+++ ENTRIES SHOWN +++

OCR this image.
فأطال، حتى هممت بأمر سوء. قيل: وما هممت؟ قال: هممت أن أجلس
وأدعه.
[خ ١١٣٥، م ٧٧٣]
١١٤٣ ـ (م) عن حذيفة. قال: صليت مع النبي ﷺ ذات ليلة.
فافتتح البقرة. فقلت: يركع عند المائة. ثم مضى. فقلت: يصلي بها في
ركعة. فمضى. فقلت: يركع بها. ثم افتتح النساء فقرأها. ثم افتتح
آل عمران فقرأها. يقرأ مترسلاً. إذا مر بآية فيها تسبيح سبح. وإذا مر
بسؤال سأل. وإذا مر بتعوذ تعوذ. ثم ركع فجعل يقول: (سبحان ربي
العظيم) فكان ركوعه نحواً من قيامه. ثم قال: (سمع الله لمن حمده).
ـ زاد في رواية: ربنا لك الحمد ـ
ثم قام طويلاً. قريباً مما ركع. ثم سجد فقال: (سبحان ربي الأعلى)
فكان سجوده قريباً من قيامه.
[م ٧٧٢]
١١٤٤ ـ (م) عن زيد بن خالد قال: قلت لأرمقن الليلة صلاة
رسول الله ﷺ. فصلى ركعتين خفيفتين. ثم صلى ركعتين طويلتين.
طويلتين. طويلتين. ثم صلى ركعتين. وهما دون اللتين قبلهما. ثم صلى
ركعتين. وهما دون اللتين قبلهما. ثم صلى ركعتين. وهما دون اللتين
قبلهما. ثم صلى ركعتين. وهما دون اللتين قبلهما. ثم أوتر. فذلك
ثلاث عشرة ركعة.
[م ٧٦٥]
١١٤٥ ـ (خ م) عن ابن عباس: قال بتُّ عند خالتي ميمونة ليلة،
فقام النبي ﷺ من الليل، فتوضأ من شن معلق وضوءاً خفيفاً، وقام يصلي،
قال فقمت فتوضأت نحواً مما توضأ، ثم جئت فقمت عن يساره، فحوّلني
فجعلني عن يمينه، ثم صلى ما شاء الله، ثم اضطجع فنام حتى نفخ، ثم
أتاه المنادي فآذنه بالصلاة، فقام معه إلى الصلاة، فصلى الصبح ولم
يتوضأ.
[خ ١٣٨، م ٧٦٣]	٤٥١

+++

> **TASK TO COMPLETE**
Repeat the material word for word, in full.

> **ANSWER FOR THIS EXERCISE**
OCR this image.
فأطال، حتى هممت بأمر سوء. قيل: وما هممت؟ قال: هممت أن أجلس
وأدعه.
[خ ١١٣٥، م ٧٧٣]
١١٤٣ ـ (م) عن حذيفة. قال: صليت مع النبي ﷺ ذات ليلة.
فافتتح البقرة. فقلت: يركع عند المائة. ثم مضى. فقلت: يصلي بها في
ركعة. فمضى. فقلت: يركع بها. ثم افتتح النساء فقرأها. ثم افتتح
آل عمران فقرأها. يقرأ مترسلاً. إذا مر بآية فيها تسبيح سبح. وإذا مر
بسؤال سأل. وإذا مر بتعوذ تعوذ. ثم ركع فجعل يقول: (سبحان ربي
العظيم) فكان ركوعه نحواً من قيامه. ثم قال: (سمع الله لمن حمده).
ـ زاد في رواية: ربنا لك الحمد ـ
ثم قام طويلاً. قريباً مما ركع. ثم سجد فقال: (سبحان ربي الأعلى)
فكان سجوده قريباً من قيامه.
[م ٧٧٢]
١١٤٤ ـ (م) عن زيد بن خالد قال: قلت لأرمقن الليلة صلاة
رسول الله ﷺ. فصلى ركعتين خفيفتين. ثم صلى ركعتين طويلتين.
طويلتين. طويلتين. ثم صلى ركعتين. وهما دون اللتين قبلهما. ثم صلى
ركعتين. وهما دون اللتين قبلهما. ثم صلى ركعتين. وهما دون اللتين
قبلهما. ثم صلى ركعتين. وهما دون اللتين قبلهما. ثم أوتر. فذلك
ثلاث عشرة ركعة.
[م ٧٦٥]
١١٤٥ ـ (خ م) عن ابن عباس: قال بتُّ عند خالتي ميمونة ليلة،
فقام النبي ﷺ من الليل، فتوضأ من شن معلق وضوءاً خفيفاً، وقام يصلي،
قال فقمت فتوضأت نحواً مما توضأ، ثم جئت فقمت عن يساره، فحوّلني
فجعلني عن يمينه، ثم صلى ما شاء الله، ثم اضطجع فنام حتى نفخ، ثم
أتاه المنادي فآذنه بالصلاة، فقام معه إلى الصلاة، فصلى الصبح ولم
يتوضأ.
[خ ١٣٨، م ٧٦٣]	٤٥١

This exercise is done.